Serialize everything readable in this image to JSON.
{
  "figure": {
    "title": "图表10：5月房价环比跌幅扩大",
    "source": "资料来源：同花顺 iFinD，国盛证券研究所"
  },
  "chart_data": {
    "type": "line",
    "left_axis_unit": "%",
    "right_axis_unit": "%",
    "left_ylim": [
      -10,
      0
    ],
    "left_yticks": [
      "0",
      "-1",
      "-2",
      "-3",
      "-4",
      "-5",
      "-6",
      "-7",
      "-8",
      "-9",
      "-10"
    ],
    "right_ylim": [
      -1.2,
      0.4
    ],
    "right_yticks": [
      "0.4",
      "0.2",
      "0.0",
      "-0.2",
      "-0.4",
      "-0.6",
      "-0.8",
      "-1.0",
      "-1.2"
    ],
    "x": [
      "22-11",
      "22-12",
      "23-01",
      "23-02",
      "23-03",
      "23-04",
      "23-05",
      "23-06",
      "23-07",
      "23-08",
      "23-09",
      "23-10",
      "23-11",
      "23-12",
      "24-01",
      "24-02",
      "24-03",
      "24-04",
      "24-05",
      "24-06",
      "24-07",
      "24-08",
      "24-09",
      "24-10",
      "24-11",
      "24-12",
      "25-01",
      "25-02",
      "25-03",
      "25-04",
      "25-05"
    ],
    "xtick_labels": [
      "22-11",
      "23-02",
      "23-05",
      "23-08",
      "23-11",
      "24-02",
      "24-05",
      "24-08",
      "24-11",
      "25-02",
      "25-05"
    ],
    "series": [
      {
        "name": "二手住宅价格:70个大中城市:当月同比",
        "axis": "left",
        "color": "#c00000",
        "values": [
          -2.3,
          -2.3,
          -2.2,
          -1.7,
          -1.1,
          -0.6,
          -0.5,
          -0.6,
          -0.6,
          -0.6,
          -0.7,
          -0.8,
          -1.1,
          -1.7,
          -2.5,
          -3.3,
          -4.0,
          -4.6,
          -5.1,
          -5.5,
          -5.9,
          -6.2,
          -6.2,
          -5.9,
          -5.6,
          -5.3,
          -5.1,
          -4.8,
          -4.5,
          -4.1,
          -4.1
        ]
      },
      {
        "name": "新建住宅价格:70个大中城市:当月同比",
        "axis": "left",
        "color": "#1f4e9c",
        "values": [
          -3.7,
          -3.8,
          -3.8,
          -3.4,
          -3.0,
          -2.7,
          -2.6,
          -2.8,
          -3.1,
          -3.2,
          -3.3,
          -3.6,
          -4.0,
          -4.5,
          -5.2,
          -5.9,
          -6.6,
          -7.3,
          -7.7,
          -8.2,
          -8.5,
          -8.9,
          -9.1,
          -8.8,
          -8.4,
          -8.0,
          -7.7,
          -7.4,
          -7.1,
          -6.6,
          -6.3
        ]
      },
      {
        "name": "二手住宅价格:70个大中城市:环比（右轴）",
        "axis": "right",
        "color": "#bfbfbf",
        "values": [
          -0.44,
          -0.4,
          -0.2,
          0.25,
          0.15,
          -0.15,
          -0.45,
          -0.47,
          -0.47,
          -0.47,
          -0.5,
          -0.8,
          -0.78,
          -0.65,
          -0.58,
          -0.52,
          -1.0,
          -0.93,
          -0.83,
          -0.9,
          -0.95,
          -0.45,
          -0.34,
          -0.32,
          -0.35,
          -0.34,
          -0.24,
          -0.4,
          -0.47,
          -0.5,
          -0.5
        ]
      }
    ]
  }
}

The exercise:
Exactly reproduce all of the entries above.

Solution for this task:
Serialize everything readable in this image to JSON.
{
  "figure": {
    "title": "图表10：5月房价环比跌幅扩大",
    "source": "资料来源：同花顺 iFinD，国盛证券研究所"
  },
  "chart_data": {
    "type": "line",
    "left_axis_unit": "%",
    "right_axis_unit": "%",
    "left_ylim": [
      -10,
      0
    ],
    "left_yticks": [
      "0",
      "-1",
      "-2",
      "-3",
      "-4",
      "-5",
      "-6",
      "-7",
      "-8",
      "-9",
      "-10"
    ],
    "right_ylim": [
      -1.2,
      0.4
    ],
    "right_yticks": [
      "0.4",
      "0.2",
      "0.0",
      "-0.2",
      "-0.4",
      "-0.6",
      "-0.8",
      "-1.0",
      "-1.2"
    ],
    "x": [
      "22-11",
      "22-12",
      "23-01",
      "23-02",
      "23-03",
      "23-04",
      "23-05",
      "23-06",
      "23-07",
      "23-08",
      "23-09",
      "23-10",
      "23-11",
      "23-12",
      "24-01",
      "24-02",
      "24-03",
      "24-04",
      "24-05",
      "24-06",
      "24-07",
      "24-08",
      "24-09",
      "24-10",
      "24-11",
      "24-12",
      "25-01",
      "25-02",
      "25-03",
      "25-04",
      "25-05"
    ],
    "xtick_labels": [
      "22-11",
      "23-02",
      "23-05",
      "23-08",
      "23-11",
      "24-02",
      "24-05",
      "24-08",
      "24-11",
      "25-02",
      "25-05"
    ],
    "series": [
      {
        "name": "二手住宅价格:70个大中城市:当月同比",
        "axis": "left",
        "color": "#c00000",
        "values": [
          -2.3,
          -2.3,
          -2.2,
          -1.7,
          -1.1,
          -0.6,
          -0.5,
          -0.6,
          -0.6,
          -0.6,
          -0.7,
          -0.8,
          -1.1,
          -1.7,
          -2.5,
          -3.3,
          -4.0,
          -4.6,
          -5.1,
          -5.5,
          -5.9,
          -6.2,
          -6.2,
          -5.9,
          -5.6,
          -5.3,
          -5.1,
          -4.8,
          -4.5,
          -4.1,
          -4.1
        ]
      },
      {
        "name": "新建住宅价格:70个大中城市:当月同比",
        "axis": "left",
        "color": "#1f4e9c",
        "values": [
          -3.7,
          -3.8,
          -3.8,
          -3.4,
          -3.0,
          -2.7,
          -2.6,
          -2.8,
          -3.1,
          -3.2,
          -3.3,
          -3.6,
          -4.0,
          -4.5,
          -5.2,
          -5.9,
          -6.6,
          -7.3,
          -7.7,
          -8.2,
          -8.5,
          -8.9,
          -9.1,
          -8.8,
          -8.4,
          -8.0,
          -7.7,
          -7.4,
          -7.1,
          -6.6,
          -6.3
        ]
      },
      {
        "name": "二手住宅价格:70个大中城市:环比（右轴）",
        "axis": "right",
        "color": "#bfbfbf",
        "values": [
          -0.44,
          -0.4,
          -0.2,
          0.25,
          0.15,
          -0.15,
          -0.45,
          -0.47,
          -0.47,
          -0.47,
          -0.5,
          -0.8,
          -0.78,
          -0.65,
          -0.58,
          -0.52,
          -1.0,
          -0.93,
          -0.83,
          -0.9,
          -0.95,
          -0.45,
          -0.34,
          -0.32,
          -0.35,
          -0.34,
          -0.24,
          -0.4,
          -0.47,
          -0.5,
          -0.5
        ]
      }
    ]
  }
}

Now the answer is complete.